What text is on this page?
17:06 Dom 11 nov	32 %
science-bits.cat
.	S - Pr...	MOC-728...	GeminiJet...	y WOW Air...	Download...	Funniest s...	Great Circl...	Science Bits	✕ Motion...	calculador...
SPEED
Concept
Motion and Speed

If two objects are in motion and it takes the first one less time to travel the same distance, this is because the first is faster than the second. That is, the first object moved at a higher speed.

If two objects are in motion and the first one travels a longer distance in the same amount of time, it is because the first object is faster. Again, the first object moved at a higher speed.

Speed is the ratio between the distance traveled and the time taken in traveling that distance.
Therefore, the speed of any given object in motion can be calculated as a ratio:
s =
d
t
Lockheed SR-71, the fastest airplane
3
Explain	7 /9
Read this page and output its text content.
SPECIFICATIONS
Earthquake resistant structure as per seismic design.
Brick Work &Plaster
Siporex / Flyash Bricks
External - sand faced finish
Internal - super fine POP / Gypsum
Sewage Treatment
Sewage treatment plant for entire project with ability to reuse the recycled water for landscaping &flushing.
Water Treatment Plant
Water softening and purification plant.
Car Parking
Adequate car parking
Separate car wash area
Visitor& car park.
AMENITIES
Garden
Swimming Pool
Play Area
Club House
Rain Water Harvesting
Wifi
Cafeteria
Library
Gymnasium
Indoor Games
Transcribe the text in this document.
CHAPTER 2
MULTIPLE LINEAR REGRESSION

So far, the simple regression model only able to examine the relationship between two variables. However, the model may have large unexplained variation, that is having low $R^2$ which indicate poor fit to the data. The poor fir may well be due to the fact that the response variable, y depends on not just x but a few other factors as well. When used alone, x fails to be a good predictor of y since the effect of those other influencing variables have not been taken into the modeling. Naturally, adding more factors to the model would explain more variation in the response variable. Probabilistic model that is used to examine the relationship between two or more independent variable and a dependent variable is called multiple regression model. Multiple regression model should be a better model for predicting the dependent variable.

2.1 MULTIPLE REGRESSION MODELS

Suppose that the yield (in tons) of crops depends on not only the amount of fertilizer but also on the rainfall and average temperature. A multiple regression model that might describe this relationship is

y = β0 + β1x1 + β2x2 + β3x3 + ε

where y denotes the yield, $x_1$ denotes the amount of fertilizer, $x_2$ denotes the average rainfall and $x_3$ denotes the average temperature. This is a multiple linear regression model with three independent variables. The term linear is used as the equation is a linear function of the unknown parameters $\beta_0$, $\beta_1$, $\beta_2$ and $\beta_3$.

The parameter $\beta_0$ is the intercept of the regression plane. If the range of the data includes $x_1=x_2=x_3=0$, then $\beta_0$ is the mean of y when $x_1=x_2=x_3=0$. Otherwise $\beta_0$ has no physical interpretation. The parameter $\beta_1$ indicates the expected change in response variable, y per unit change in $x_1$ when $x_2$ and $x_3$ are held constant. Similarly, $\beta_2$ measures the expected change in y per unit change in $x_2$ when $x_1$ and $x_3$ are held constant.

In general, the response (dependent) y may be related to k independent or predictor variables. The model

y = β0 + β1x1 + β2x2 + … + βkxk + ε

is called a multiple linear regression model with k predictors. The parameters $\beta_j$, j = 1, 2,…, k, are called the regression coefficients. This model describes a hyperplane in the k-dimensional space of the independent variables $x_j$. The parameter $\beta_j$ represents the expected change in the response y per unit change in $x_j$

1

-*-*-

-- WORK INSTRUCTIONS --
Extract the whole listing, character for character.

-- ANSWER TO THIS PROBLEM --
What text is on this page?
17:06 Dom 11 nov	32 %
science-bits.cat
.	S - Pr...	MOC-728...	GeminiJet...	y WOW Air...	Download...	Funniest s...	Great Circl...	Science Bits	✕ Motion...	calculador...
SPEED
Concept
Motion and Speed

If two objects are in motion and it takes the first one less time to travel the same distance, this is because the first is faster than the second. That is, the first object moved at a higher speed.

If two objects are in motion and the first one travels a longer distance in the same amount of time, it is because the first object is faster. Again, the first object moved at a higher speed.

Speed is the ratio between the distance traveled and the time taken in traveling that distance.
Therefore, the speed of any given object in motion can be calculated as a ratio:
s =
d
t
Lockheed SR-71, the fastest airplane
3
Explain	7 /9
Read this page and output its text content.
SPECIFICATIONS
Earthquake resistant structure as per seismic design.
Brick Work &Plaster
Siporex / Flyash Bricks
External - sand faced finish
Internal - super fine POP / Gypsum
Sewage Treatment
Sewage treatment plant for entire project with ability to reuse the recycled water for landscaping &flushing.
Water Treatment Plant
Water softening and purification plant.
Car Parking
Adequate car parking
Separate car wash area
Visitor& car park.
AMENITIES
Garden
Swimming Pool
Play Area
Club House
Rain Water Harvesting
Wifi
Cafeteria
Library
Gymnasium
Indoor Games
Transcribe the text in this document.
CHAPTER 2
MULTIPLE LINEAR REGRESSION

So far, the simple regression model only able to examine the relationship between two variables. However, the model may have large unexplained variation, that is having low $R^2$ which indicate poor fit to the data. The poor fir may well be due to the fact that the response variable, y depends on not just x but a few other factors as well. When used alone, x fails to be a good predictor of y since the effect of those other influencing variables have not been taken into the modeling. Naturally, adding more factors to the model would explain more variation in the response variable. Probabilistic model that is used to examine the relationship between two or more independent variable and a dependent variable is called multiple regression model. Multiple regression model should be a better model for predicting the dependent variable.

2.1 MULTIPLE REGRESSION MODELS

Suppose that the yield (in tons) of crops depends on not only the amount of fertilizer but also on the rainfall and average temperature. A multiple regression model that might describe this relationship is

y = β0 + β1x1 + β2x2 + β3x3 + ε

where y denotes the yield, $x_1$ denotes the amount of fertilizer, $x_2$ denotes the average rainfall and $x_3$ denotes the average temperature. This is a multiple linear regression model with three independent variables. The term linear is used as the equation is a linear function of the unknown parameters $\beta_0$, $\beta_1$, $\beta_2$ and $\beta_3$.

The parameter $\beta_0$ is the intercept of the regression plane. If the range of the data includes $x_1=x_2=x_3=0$, then $\beta_0$ is the mean of y when $x_1=x_2=x_3=0$. Otherwise $\beta_0$ has no physical interpretation. The parameter $\beta_1$ indicates the expected change in response variable, y per unit change in $x_1$ when $x_2$ and $x_3$ are held constant. Similarly, $\beta_2$ measures the expected change in y per unit change in $x_2$ when $x_1$ and $x_3$ are held constant.

In general, the response (dependent) y may be related to k independent or predictor variables. The model

y = β0 + β1x1 + β2x2 + … + βkxk + ε

is called a multiple linear regression model with k predictors. The parameters $\beta_j$, j = 1, 2,…, k, are called the regression coefficients. This model describes a hyperplane in the k-dimensional space of the independent variables $x_j$. The parameter $\beta_j$ represents the expected change in the response y per unit change in $x_j$

1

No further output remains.